··· Extract
The IRS released proposed regulations (REG-104223-18
) on Oct. 1 addressing a number of unintended consequences brought about by the repeal of Section 958(b)(4) by the Tax Cuts and Jobs Act (TCJA). It also concurrently released a revenue procedure (Rev. Proc. 2019-40
) to help certain U.S. taxpayers determine whether a foreign corporation is a controlled foreign corporation (CFC) and calculate their Subpart F inclusions and global intangible low-taxed income (GILTI) inclusion amounts. The revenue procedure provides a number of safe harbors aimed at taxpayers that have limited ability to obtain detailed information regarding certain corporate foreign investments.
Section 958(b)(4) was repealed by TCJA in an effort to narrowly target "de-control" transactions in which a foreign parent of a U.S. shareholder with a CFC sheds the CFC status by acquiring the CFC’s stock. But in effect, the full repeal of Section 958(b)(4) without additional statutory limits significantly expanded the scope of the downward attribution rules beyond what was intended.
The proposed regulations were released under Sections 267, 332, 367, 672, 706, 863, 904, 958, 1297, and 6049. They provide taxpayers relief in certain situations but also propose to end various taxpayer-favorable outcomes resulting from the repeal of “downward attribution.” Taxpayers may rely on the proposed regulations with respect to any applicable period before the date they are published as final regulations in the Federal Register.
······
[Problems]
**a)** From the records, lay out the part that opens with the line containing "- logo-zoom: zoom: [14, 5, 39, 15]" and closes with the line containing "- participant-name-tag: บุษยา" as a Markdown table with the columns Row and Line. Number each row and omit any blank lines.
**b)** Proceed with the passage on the IRS proposed regulations, continuing from where it stops.
The passage on the IRS proposed regulations has no connection to the records.
··· Task data
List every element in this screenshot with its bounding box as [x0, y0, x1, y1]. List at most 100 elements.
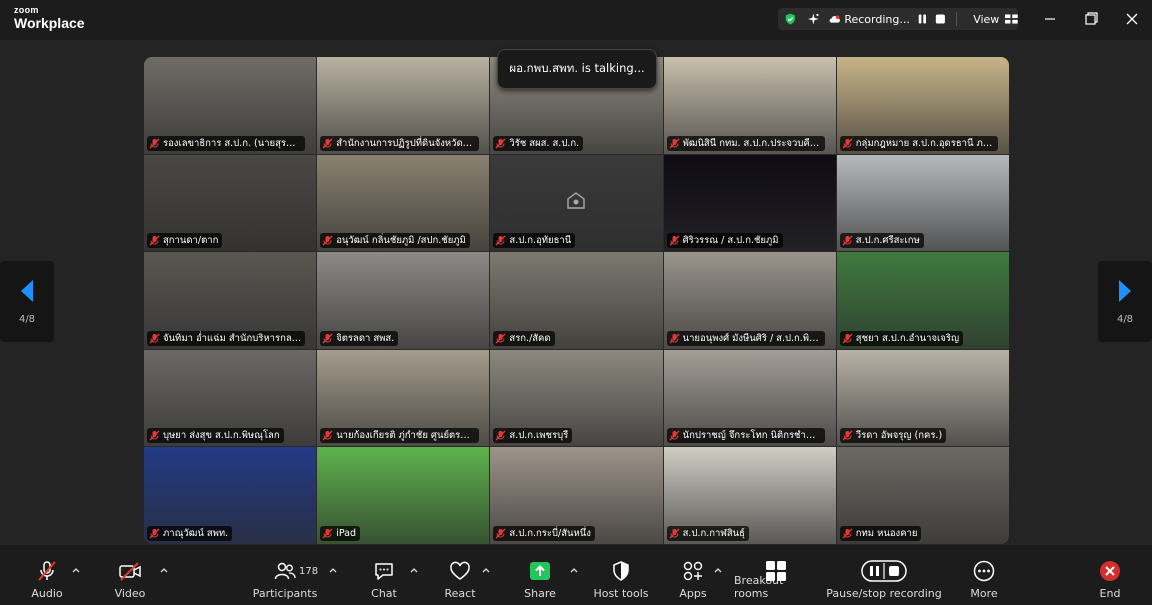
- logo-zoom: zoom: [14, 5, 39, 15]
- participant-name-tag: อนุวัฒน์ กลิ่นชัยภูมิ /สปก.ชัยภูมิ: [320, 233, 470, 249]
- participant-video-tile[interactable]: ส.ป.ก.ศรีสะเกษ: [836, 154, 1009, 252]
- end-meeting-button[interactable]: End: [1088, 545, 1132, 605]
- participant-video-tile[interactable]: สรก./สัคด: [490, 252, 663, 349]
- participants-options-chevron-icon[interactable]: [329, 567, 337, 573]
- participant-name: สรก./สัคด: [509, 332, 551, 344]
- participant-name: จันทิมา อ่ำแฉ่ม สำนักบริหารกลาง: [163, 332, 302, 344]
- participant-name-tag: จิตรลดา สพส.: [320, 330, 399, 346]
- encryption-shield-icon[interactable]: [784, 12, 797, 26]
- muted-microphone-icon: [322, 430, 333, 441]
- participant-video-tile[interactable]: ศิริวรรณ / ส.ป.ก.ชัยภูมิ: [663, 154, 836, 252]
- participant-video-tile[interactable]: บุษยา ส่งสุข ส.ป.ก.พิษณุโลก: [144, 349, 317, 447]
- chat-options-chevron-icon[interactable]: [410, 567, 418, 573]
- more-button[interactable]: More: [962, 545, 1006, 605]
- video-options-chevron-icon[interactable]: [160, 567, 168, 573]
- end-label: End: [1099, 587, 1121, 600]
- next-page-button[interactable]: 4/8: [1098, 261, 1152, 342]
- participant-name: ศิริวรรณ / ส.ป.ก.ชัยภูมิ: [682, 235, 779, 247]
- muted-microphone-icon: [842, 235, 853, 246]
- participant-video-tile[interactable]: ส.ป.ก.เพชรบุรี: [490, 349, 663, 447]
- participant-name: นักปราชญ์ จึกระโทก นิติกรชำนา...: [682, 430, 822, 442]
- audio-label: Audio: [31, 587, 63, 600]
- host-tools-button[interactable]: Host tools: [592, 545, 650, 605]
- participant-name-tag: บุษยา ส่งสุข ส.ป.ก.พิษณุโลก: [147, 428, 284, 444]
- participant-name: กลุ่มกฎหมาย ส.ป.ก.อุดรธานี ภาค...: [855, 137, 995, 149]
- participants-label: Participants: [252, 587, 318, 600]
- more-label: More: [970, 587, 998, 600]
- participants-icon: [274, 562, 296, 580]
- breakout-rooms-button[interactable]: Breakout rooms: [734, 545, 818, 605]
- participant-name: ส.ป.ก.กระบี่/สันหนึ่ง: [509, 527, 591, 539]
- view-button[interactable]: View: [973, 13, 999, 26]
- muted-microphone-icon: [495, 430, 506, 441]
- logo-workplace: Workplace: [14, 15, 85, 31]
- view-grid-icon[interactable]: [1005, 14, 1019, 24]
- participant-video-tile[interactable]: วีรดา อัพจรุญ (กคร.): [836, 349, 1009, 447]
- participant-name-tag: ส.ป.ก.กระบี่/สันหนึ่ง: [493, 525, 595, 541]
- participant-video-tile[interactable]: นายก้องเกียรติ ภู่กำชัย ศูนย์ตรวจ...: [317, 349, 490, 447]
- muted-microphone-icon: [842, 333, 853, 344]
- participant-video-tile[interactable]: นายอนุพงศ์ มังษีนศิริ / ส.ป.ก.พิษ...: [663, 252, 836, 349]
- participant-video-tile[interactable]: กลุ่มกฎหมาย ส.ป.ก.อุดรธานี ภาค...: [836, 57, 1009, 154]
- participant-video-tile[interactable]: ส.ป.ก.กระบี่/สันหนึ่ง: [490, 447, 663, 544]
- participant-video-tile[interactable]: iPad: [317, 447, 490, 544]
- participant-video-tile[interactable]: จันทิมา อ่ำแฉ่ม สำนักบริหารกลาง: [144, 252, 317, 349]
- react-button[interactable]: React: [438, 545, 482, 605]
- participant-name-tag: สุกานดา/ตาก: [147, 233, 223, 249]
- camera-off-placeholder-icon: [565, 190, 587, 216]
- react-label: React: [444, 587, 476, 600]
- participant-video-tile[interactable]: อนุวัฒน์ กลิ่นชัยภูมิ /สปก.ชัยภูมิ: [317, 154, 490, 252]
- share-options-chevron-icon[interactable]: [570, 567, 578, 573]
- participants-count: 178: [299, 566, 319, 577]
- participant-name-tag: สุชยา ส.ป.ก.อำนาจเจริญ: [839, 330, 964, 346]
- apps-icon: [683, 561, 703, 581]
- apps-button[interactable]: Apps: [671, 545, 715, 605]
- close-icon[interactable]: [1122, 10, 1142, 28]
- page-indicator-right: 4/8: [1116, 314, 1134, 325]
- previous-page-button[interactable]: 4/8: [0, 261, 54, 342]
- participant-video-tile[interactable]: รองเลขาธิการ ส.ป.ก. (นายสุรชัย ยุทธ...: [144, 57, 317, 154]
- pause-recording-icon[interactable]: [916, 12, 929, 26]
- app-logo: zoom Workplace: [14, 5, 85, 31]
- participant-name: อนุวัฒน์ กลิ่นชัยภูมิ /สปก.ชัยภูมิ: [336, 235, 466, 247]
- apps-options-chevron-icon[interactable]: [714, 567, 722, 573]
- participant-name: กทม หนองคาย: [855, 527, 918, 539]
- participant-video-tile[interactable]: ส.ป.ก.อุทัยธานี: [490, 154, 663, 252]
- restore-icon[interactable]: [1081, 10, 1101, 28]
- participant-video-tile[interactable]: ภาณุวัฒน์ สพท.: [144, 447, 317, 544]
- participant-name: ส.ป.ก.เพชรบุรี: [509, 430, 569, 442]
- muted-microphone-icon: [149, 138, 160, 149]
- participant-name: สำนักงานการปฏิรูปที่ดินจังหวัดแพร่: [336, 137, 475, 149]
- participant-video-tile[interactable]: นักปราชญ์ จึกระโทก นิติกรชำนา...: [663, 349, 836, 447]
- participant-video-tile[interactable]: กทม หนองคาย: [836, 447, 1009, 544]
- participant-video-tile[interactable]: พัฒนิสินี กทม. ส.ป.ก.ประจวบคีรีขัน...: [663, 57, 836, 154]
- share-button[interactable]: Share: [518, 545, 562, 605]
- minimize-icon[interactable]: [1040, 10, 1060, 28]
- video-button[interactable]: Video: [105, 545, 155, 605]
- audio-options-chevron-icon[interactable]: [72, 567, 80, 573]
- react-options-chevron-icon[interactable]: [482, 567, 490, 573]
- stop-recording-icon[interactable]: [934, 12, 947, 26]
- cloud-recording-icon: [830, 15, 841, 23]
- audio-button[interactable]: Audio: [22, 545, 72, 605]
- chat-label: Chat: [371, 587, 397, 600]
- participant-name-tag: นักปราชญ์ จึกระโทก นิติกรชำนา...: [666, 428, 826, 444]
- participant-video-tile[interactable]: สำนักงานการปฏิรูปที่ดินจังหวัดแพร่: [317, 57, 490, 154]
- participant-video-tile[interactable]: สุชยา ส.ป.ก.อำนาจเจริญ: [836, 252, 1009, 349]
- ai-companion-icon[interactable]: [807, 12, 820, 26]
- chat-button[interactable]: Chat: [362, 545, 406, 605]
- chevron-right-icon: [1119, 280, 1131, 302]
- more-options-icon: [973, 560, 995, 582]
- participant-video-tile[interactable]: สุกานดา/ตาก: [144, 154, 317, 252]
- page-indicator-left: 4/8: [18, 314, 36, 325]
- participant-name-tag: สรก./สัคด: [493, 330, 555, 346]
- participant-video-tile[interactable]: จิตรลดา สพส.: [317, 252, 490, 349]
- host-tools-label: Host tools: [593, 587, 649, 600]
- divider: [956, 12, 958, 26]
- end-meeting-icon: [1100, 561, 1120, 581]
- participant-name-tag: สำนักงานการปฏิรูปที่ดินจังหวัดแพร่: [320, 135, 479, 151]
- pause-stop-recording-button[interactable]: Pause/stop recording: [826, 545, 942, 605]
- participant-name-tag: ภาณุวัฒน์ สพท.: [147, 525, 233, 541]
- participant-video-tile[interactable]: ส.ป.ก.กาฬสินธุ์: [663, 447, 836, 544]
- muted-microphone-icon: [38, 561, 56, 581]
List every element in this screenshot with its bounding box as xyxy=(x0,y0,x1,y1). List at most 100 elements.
······
[Answers for the tasks]
**a)**
| Row | Line |
|---|---|
| 1 | - logo-zoom: zoom: [14, 5, 39, 15] |
| 2 | - participant-name-tag: อนุวัฒน์ กลิ่นชัยภูมิ /สปก.ชัยภูมิ: [320, 233, 470, 249] |
| 3 | - participant-video-tile[interactable]: ส.ป.ก.ศรีสะเกษ: [836, 154, 1009, 252] |
| 4 | - end-meeting-button[interactable]: End: [1088, 545, 1132, 605] |
| 5 | - participant-video-tile[interactable]: สรก./สัคด: [490, 252, 663, 349] |
| 6 | - participants-options-chevron-icon[interactable]: [329, 567, 337, 573] |
| 7 | - participant-name: สรก./สัคด: [509, 332, 551, 344] |
| 8 | - participant-name: จันทิมา อ่ำแฉ่ม สำนักบริหารกลาง: [163, 332, 302, 344] |
| 9 | - participant-name-tag: จิตรลดา สพส.: [320, 330, 399, 346] |
| 10 | - encryption-shield-icon[interactable]: [784, 12, 797, 26] |
| 11 | - muted-microphone-icon: [322, 430, 333, 441] |
| 12 | - participant-video-tile[interactable]: ศิริวรรณ / ส.ป.ก.ชัยภูมิ: [663, 154, 836, 252] |
| 13 | - participant-video-tile[interactable]: บุษยา ส่งสุข ส.ป.ก.พิษณุโลก: [144, 349, 317, 447] |
| 14 | - chat-options-chevron-icon[interactable]: [410, 567, 418, 573] |
| 15 | - more-button[interactable]: More: [962, 545, 1006, 605] |
| 16 | - video-options-chevron-icon[interactable]: [160, 567, 168, 573] |
| 17 | - end-label: End: [1099, 587, 1121, 600] |
| 18 | - next-page-button[interactable]: 4/8: [1098, 261, 1152, 342] |
| 19 | - participant-name: ศิริวรรณ / ส.ป.ก.ชัยภูมิ: [682, 235, 779, 247] |
| 20 | - muted-microphone-icon: [842, 235, 853, 246] |
| 21 | - participant-video-tile[interactable]: ส.ป.ก.เพชรบุรี: [490, 349, 663, 447] |
| 22 | - participant-name: นักปราชญ์ จึกระโทก นิติกรชำนา...: [682, 430, 822, 442] |
| 23 | - audio-label: Audio: [31, 587, 63, 600] |
| 24 | - host-tools-button[interactable]: Host tools: [592, 545, 650, 605] |
| 25 | - participant-name-tag: บุษยา ส่งสุข ส.ป.ก.พิษณุโลก: [147, 428, 284, 444] |

**b)**
Notably, the proposed regulations do not provide broad relief for U.S. income inclusions of minority U.S. owners of foreign corporations that became CFCs solely because of downward attribution. Additionally, the rules do not address all known issues. For example, no relief is provided to investors that would have otherwise satisfied the requirements of the portfolio interest exemption but for the fact that the foreign corporation receiving the interest became a CFC because of downward attribution from non-U.S. persons.
While the rules generally provide relief for foreign-owned multinationals, some U.S. multinationals may be impacted. Taxpayers affected by the repeal of Section 958(b)(4) should assess how the proposed rules may influence them. The ability to adopt the rules for prior years may also provide opportunities to consider refund claims, but can have financial statement implications.
Section 958 provides rules for determining stock ownership for purposes of Sections 951-964. This includes the determinations of CFC and U.S. shareholder status, which are crucial to the Subpart F and GILTI regime, among other things.
Section 958(b) provides that, for purposes of certain sections and with certain modifications, the constructive ownership rules of Section 318 apply when determining stock ownership. Section 318(a)(3) provides rules for attribution to partnerships, estates, trusts, and corporations from owners (commonly referred to as “downward attribution”).
The application of the downward attribution rules was limited in scope by former Section 958(b)(4), which was repealed in TCJA. Section 958(b)(4) had prevented the attribution of stock owned by a non-U.S. person to a U.S. person. Now, stock owned (directly, indirectly, or constructively) by a foreign person may be subject to downward attribution to a U.S. person.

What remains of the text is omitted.